■ **Work task**
In the entries that follow, find every line containing "Nocodazole" and copy it.

▼

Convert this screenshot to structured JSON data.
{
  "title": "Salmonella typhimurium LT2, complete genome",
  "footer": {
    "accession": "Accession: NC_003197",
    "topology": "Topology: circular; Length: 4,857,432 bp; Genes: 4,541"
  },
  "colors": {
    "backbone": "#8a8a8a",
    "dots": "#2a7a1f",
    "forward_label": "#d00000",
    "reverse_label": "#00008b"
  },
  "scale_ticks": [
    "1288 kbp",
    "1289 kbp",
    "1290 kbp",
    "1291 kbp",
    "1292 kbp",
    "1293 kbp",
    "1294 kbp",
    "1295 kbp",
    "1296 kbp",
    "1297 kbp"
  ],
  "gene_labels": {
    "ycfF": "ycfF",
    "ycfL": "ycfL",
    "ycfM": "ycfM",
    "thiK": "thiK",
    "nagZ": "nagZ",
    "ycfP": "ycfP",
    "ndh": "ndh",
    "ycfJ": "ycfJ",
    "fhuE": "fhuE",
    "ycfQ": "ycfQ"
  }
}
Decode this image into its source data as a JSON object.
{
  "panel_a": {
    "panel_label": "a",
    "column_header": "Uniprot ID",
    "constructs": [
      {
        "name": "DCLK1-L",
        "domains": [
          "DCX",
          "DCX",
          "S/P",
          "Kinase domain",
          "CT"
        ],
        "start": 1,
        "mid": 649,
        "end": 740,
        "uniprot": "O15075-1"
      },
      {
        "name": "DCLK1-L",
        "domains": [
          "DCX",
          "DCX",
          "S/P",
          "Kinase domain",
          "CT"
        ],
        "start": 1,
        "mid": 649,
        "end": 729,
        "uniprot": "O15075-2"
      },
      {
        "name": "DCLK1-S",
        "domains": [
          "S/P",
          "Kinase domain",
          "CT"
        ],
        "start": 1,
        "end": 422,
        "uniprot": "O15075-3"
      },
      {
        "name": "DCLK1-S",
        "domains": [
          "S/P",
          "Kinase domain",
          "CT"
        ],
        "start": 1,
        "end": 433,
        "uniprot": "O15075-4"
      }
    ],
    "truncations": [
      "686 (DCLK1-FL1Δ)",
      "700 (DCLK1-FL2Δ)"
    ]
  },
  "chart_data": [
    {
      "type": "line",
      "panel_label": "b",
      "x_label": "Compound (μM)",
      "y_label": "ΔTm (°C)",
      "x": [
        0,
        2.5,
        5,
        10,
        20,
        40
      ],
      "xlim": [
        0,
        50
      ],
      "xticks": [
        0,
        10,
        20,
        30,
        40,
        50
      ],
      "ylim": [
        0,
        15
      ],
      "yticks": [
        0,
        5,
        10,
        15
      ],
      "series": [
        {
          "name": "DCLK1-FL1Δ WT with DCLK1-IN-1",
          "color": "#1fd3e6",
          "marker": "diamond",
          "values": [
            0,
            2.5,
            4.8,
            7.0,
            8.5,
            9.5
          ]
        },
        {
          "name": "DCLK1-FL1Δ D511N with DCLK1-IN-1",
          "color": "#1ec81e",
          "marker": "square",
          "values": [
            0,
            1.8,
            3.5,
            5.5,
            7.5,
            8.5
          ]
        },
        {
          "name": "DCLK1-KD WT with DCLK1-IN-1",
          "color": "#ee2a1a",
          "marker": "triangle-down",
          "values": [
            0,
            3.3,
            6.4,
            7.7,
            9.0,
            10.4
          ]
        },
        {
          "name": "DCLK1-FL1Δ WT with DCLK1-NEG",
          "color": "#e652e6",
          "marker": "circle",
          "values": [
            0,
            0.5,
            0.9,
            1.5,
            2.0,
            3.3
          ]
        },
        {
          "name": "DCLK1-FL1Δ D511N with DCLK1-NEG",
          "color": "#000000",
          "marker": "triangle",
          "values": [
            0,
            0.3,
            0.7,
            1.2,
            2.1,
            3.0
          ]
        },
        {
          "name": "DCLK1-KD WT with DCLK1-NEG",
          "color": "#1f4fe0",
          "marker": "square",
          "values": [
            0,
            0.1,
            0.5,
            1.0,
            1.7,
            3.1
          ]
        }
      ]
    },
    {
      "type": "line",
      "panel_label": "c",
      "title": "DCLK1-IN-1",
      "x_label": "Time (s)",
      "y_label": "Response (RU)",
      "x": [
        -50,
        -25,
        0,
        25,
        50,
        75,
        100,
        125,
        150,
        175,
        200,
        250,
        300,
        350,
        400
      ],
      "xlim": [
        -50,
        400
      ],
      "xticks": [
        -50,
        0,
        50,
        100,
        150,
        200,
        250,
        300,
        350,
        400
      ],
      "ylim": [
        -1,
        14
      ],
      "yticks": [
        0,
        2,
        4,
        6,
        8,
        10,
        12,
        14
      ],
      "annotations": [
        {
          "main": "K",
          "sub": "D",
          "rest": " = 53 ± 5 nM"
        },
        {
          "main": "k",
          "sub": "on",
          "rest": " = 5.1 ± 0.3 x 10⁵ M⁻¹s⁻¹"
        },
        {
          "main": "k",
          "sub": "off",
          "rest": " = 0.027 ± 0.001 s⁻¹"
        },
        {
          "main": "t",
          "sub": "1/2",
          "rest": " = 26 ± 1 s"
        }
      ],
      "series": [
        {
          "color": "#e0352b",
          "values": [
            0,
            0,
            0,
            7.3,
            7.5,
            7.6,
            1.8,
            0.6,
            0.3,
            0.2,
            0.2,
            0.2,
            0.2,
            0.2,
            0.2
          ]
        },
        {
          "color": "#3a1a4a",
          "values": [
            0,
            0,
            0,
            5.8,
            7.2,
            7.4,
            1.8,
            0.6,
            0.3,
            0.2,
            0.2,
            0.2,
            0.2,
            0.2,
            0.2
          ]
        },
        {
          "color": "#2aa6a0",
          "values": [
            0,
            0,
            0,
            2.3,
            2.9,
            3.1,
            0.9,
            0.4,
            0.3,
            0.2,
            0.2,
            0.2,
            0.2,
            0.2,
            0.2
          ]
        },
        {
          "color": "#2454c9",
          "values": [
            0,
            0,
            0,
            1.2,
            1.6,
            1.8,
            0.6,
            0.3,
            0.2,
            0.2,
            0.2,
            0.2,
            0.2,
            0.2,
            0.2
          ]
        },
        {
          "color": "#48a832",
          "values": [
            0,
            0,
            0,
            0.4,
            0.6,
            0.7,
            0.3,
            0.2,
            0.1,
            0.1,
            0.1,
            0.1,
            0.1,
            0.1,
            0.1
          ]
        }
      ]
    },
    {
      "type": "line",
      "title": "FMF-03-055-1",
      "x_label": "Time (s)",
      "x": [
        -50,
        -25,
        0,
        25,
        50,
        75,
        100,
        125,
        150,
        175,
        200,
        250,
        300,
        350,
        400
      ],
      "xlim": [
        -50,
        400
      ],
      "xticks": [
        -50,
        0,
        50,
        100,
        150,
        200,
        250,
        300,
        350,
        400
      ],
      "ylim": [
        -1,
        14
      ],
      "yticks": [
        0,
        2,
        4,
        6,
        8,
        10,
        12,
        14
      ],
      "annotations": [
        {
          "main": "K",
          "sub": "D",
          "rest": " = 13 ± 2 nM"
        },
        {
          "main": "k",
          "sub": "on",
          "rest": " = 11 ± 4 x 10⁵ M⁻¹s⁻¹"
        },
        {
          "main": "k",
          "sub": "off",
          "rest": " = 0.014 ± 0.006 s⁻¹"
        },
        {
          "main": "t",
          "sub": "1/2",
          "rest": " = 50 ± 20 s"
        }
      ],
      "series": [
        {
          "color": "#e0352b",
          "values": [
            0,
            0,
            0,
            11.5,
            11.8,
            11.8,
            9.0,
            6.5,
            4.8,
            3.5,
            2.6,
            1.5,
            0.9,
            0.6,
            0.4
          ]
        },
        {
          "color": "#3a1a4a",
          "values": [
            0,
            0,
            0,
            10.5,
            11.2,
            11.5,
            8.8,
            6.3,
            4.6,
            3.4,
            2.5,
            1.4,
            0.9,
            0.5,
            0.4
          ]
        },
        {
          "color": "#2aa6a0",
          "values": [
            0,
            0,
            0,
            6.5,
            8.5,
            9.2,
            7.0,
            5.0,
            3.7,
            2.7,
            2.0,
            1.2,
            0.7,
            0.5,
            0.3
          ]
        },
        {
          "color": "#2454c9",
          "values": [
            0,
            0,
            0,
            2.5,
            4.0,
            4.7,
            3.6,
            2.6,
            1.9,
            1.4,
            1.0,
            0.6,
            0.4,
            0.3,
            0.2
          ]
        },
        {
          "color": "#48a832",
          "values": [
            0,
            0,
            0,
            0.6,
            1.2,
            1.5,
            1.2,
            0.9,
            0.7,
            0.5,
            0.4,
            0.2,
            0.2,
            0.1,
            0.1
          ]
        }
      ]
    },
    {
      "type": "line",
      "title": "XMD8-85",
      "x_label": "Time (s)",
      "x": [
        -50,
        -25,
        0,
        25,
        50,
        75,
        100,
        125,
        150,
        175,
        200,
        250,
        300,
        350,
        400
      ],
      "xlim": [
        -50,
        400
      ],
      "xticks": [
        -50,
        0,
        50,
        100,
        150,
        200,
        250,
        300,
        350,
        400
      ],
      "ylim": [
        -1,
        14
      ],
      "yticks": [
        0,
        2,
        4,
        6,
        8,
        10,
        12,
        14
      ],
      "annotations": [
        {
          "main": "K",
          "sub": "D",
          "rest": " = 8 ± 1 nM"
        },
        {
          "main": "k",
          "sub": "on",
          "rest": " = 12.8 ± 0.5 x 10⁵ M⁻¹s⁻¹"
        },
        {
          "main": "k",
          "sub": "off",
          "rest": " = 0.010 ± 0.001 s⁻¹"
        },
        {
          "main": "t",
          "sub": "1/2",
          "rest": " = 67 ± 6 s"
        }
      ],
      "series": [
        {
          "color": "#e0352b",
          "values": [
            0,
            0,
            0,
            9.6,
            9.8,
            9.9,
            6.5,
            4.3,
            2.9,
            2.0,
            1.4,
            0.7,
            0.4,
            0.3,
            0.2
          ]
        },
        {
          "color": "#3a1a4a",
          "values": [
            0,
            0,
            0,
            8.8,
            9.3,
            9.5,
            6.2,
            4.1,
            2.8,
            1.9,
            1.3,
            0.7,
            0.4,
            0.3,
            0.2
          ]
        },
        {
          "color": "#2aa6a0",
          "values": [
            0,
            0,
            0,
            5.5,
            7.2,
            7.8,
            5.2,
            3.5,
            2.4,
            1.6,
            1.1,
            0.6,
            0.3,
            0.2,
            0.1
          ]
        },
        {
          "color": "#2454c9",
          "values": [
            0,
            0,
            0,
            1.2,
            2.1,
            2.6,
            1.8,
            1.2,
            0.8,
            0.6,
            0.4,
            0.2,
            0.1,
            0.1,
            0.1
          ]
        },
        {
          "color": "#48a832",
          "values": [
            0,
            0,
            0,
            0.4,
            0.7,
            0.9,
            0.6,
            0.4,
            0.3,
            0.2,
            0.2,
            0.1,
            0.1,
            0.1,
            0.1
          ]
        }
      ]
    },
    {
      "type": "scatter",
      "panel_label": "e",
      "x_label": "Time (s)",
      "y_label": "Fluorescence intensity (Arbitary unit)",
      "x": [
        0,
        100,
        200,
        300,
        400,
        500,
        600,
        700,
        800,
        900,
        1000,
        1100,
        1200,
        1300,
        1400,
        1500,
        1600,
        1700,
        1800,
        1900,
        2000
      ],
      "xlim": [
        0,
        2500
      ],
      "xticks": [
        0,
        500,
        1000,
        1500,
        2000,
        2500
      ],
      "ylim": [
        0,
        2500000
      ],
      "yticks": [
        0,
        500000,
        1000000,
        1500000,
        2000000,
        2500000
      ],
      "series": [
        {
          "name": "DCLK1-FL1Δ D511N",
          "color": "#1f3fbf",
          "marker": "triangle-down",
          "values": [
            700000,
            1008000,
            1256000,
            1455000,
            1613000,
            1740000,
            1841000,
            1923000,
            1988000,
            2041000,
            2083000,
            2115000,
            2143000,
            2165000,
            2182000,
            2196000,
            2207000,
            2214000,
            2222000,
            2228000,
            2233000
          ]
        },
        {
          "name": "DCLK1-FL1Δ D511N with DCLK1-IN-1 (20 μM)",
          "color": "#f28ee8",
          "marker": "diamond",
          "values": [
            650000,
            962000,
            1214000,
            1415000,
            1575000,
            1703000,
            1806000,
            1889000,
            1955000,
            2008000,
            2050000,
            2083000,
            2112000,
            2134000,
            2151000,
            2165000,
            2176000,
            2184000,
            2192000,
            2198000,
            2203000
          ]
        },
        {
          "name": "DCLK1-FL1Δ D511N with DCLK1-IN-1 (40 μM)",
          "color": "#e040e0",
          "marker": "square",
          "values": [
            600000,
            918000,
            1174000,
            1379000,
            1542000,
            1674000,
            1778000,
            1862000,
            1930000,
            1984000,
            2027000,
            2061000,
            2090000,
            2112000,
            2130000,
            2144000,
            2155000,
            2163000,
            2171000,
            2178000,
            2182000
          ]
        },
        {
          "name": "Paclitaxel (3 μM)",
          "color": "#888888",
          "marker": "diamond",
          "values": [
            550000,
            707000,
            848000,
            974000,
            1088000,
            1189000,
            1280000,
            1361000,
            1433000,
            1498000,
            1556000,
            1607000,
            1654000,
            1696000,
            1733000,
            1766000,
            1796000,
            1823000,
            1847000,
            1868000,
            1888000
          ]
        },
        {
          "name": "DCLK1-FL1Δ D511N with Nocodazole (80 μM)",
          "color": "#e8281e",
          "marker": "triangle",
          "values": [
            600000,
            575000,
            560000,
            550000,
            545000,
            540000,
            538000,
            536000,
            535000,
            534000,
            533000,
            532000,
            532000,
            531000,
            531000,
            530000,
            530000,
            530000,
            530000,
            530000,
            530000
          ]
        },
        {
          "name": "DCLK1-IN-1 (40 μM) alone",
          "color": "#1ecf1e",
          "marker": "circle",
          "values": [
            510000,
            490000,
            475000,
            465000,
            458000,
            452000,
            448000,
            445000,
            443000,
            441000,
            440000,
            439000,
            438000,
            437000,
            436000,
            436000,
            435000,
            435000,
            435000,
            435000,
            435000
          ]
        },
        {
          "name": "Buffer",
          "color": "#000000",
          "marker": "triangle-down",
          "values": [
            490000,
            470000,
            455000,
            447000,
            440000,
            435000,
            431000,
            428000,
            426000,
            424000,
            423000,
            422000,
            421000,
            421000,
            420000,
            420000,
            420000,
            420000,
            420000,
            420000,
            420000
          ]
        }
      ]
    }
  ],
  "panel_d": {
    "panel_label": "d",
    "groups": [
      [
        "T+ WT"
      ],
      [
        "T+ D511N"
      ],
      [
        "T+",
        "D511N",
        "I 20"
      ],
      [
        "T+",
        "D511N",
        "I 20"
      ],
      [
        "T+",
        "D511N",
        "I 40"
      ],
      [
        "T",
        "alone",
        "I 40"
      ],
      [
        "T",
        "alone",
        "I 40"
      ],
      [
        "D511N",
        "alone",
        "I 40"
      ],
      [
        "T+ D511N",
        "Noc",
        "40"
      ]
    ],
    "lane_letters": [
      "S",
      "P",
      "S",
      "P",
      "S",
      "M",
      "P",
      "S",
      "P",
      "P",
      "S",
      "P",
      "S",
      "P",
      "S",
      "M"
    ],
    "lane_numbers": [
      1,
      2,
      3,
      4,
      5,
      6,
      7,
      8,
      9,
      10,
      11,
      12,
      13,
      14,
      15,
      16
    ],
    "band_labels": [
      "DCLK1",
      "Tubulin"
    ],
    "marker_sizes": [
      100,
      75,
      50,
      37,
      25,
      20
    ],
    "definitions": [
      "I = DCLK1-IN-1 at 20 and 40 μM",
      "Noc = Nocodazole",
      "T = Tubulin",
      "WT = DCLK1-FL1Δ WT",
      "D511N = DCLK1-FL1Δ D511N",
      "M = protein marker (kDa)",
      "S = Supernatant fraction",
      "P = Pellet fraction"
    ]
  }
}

▲

■ **Your solution**
          "name": "DCLK1-FL1Δ D511N with Nocodazole (80 μM)",
      "Noc = Nocodazole",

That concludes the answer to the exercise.